# [WHAT IS BEING ASKED]
Copy out the listing in full, exactly as written, but not its pictures.
------
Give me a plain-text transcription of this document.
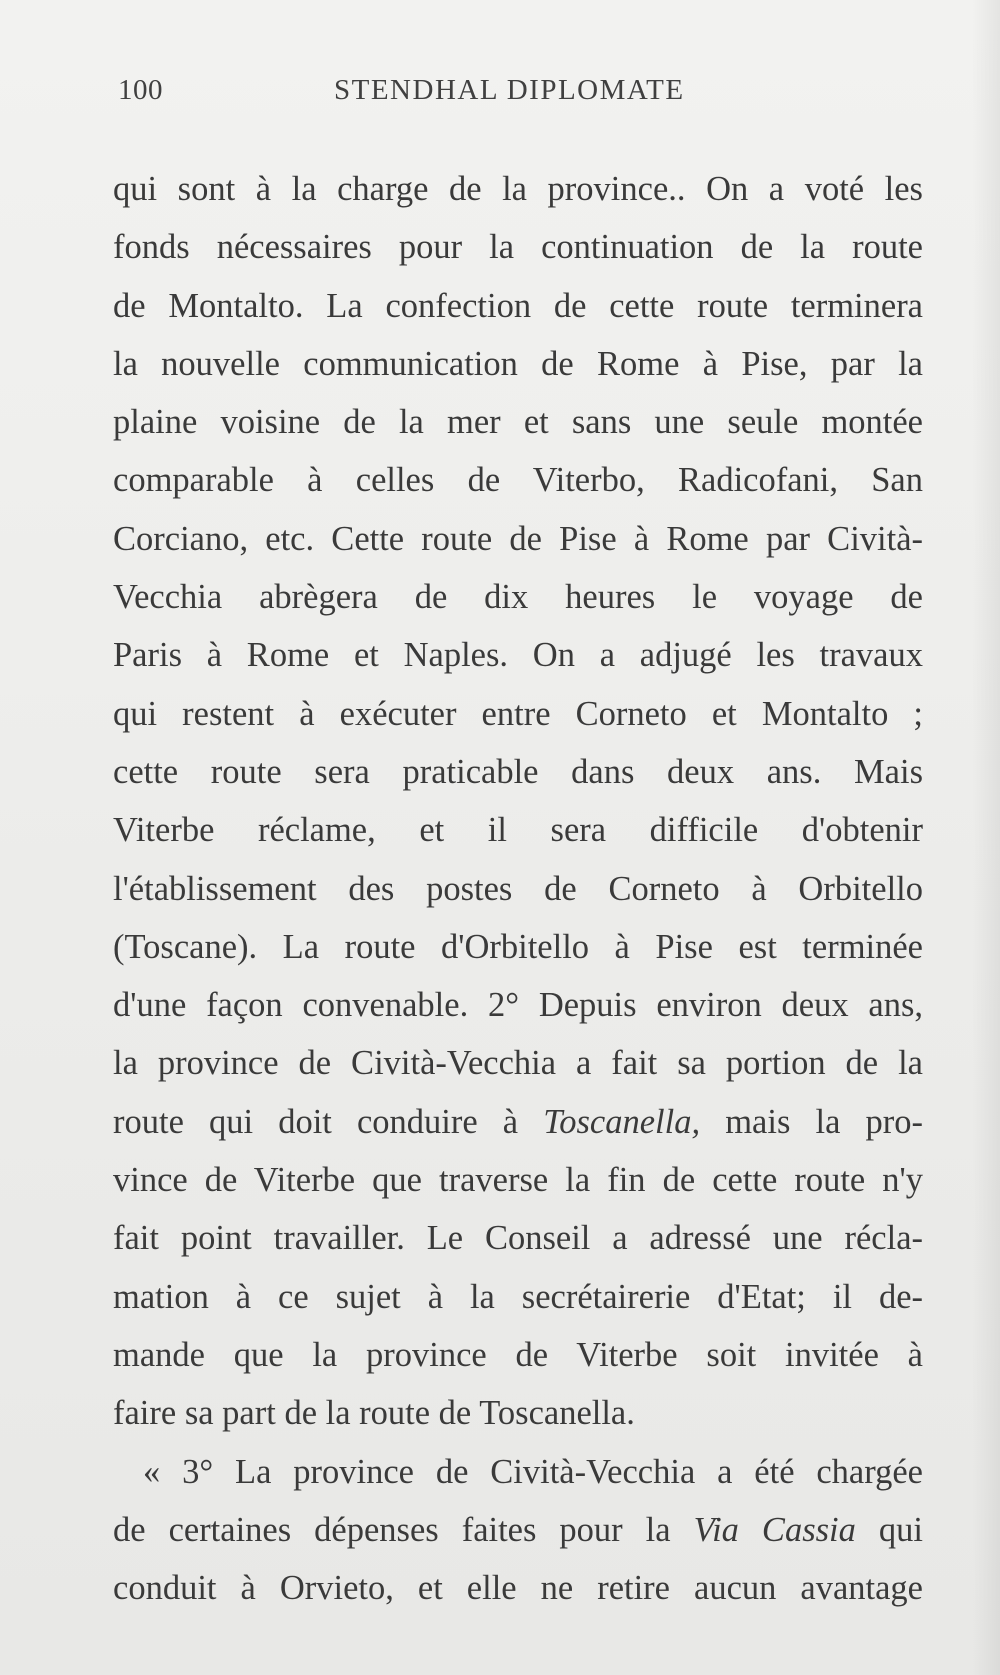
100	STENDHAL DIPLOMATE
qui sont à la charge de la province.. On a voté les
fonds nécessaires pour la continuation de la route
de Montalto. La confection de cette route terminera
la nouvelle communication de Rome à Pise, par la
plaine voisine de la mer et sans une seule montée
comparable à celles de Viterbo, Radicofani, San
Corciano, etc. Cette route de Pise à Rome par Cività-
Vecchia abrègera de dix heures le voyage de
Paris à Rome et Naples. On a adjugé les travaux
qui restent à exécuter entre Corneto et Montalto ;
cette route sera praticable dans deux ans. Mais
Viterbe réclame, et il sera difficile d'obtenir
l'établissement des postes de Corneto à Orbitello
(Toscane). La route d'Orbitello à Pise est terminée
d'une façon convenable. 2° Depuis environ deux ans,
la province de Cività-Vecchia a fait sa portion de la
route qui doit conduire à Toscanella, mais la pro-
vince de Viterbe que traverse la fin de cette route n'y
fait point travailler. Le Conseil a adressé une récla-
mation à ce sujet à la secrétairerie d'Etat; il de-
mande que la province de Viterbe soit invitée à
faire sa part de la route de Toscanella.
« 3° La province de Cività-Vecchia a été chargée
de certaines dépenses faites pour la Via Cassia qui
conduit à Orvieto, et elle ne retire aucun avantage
------
# [TASK ANSWER]
Give me a plain-text transcription of this document.
100	STENDHAL DIPLOMATE
qui sont à la charge de la province.. On a voté les
fonds nécessaires pour la continuation de la route
de Montalto. La confection de cette route terminera
la nouvelle communication de Rome à Pise, par la
plaine voisine de la mer et sans une seule montée
comparable à celles de Viterbo, Radicofani, San
Corciano, etc. Cette route de Pise à Rome par Cività-
Vecchia abrègera de dix heures le voyage de
Paris à Rome et Naples. On a adjugé les travaux
qui restent à exécuter entre Corneto et Montalto ;
cette route sera praticable dans deux ans. Mais
Viterbe réclame, et il sera difficile d'obtenir
l'établissement des postes de Corneto à Orbitello
(Toscane). La route d'Orbitello à Pise est terminée
d'une façon convenable. 2° Depuis environ deux ans,
la province de Cività-Vecchia a fait sa portion de la
route qui doit conduire à Toscanella, mais la pro-
vince de Viterbe que traverse la fin de cette route n'y
fait point travailler. Le Conseil a adressé une récla-
mation à ce sujet à la secrétairerie d'Etat; il de-
mande que la province de Viterbe soit invitée à
faire sa part de la route de Toscanella.
« 3° La province de Cività-Vecchia a été chargée
de certaines dépenses faites pour la Via Cassia qui
conduit à Orvieto, et elle ne retire aucun avantage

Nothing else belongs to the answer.